***** PROVIDED DATA *****

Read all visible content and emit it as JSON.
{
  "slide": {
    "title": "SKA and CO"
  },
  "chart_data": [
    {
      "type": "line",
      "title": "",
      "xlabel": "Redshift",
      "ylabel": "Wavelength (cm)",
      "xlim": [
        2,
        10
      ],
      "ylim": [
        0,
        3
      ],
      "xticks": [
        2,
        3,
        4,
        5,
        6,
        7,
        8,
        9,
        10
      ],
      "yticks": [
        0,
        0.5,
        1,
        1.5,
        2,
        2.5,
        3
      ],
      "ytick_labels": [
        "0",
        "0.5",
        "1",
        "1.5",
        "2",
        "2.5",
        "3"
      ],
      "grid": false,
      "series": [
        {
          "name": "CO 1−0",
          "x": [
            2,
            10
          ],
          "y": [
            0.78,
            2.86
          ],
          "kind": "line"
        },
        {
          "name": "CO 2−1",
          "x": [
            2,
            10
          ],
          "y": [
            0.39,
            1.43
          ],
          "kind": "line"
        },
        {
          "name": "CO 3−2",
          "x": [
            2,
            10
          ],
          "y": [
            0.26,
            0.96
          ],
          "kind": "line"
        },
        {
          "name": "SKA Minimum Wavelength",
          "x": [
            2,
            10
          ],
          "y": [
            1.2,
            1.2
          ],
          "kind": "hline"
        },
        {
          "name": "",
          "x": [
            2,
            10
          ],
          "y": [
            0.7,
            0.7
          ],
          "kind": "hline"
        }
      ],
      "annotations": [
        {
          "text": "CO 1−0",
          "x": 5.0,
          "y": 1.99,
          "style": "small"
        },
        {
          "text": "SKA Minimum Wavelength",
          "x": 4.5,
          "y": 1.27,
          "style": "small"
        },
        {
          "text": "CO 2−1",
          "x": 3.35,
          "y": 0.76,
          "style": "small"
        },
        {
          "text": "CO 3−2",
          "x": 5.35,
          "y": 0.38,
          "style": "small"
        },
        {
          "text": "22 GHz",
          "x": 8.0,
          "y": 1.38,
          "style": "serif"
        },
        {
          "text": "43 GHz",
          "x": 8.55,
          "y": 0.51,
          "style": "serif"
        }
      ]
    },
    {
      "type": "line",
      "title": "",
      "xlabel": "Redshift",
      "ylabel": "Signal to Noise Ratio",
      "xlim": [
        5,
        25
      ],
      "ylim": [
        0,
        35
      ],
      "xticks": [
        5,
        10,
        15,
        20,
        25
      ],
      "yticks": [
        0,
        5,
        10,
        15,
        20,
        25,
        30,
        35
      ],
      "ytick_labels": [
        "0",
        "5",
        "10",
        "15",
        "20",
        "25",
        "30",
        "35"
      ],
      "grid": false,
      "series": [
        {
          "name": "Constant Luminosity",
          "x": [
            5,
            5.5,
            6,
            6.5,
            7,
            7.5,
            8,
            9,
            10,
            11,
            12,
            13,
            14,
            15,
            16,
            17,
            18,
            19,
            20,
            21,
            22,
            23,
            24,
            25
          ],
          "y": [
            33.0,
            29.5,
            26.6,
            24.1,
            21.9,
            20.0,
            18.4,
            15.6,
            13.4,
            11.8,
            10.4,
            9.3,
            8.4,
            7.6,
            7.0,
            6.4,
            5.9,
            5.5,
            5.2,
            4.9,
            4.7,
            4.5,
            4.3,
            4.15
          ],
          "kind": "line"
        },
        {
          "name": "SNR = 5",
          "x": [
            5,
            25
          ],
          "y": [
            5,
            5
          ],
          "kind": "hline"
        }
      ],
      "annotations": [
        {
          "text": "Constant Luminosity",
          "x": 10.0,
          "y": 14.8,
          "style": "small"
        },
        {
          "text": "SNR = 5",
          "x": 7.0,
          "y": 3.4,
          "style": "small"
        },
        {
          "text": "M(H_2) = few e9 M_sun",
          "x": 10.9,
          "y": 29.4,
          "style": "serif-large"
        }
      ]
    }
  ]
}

*****
***** PROVIDED DATA *****

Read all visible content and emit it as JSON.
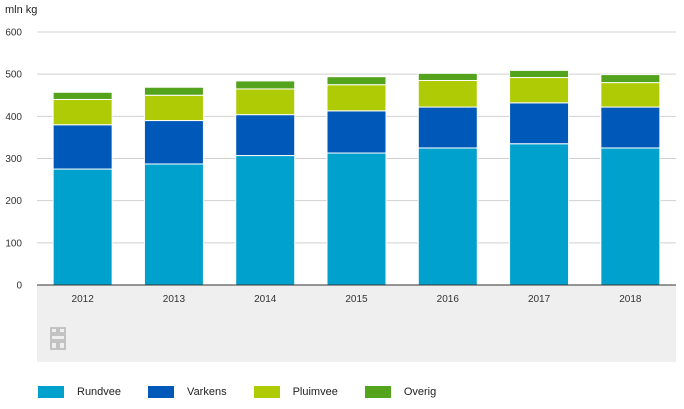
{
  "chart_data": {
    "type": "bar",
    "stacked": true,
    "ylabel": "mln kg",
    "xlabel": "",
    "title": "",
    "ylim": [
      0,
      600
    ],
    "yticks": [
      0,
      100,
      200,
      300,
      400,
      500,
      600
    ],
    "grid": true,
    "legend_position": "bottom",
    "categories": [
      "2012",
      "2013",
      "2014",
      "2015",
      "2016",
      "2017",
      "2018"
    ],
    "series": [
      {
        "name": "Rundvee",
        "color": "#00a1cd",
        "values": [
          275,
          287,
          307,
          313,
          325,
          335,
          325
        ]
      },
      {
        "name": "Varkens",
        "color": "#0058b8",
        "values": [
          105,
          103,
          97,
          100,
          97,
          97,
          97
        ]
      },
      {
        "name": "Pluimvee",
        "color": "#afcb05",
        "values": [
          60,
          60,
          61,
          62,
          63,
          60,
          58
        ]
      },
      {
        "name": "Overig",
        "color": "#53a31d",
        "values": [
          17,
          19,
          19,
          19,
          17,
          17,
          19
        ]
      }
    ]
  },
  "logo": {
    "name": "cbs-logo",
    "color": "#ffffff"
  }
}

*****

=== THE PROBLEM ===
Locate the string "Constant" in the listing above and copy every line where it occurs.

=== WRITTEN RESPONSE ===
          "name": "Constant Luminosity",
          "text": "Constant Luminosity",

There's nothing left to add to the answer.